[Recorded data]

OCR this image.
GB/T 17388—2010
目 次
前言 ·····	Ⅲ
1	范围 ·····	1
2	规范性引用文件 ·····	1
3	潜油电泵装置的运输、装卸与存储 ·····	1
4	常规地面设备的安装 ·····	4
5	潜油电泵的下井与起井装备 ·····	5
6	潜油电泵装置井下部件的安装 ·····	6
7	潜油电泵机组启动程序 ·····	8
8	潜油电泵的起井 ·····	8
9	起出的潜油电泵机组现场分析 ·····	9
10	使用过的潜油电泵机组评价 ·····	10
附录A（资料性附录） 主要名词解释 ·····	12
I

Exercise prompt -
Transcribe all of the lines in the records precisely.

Exercise solution -
OCR this image.
GB/T 17388—2010
目 次
前言 ·····	Ⅲ
1	范围 ·····	1
2	规范性引用文件 ·····	1
3	潜油电泵装置的运输、装卸与存储 ·····	1
4	常规地面设备的安装 ·····	4
5	潜油电泵的下井与起井装备 ·····	5
6	潜油电泵装置井下部件的安装 ·····	6
7	潜油电泵机组启动程序 ·····	8
8	潜油电泵的起井 ·····	8
9	起出的潜油电泵机组现场分析 ·····	9
10	使用过的潜油电泵机组评价 ·····	10
附录A（资料性附录） 主要名词解释 ·····	12
I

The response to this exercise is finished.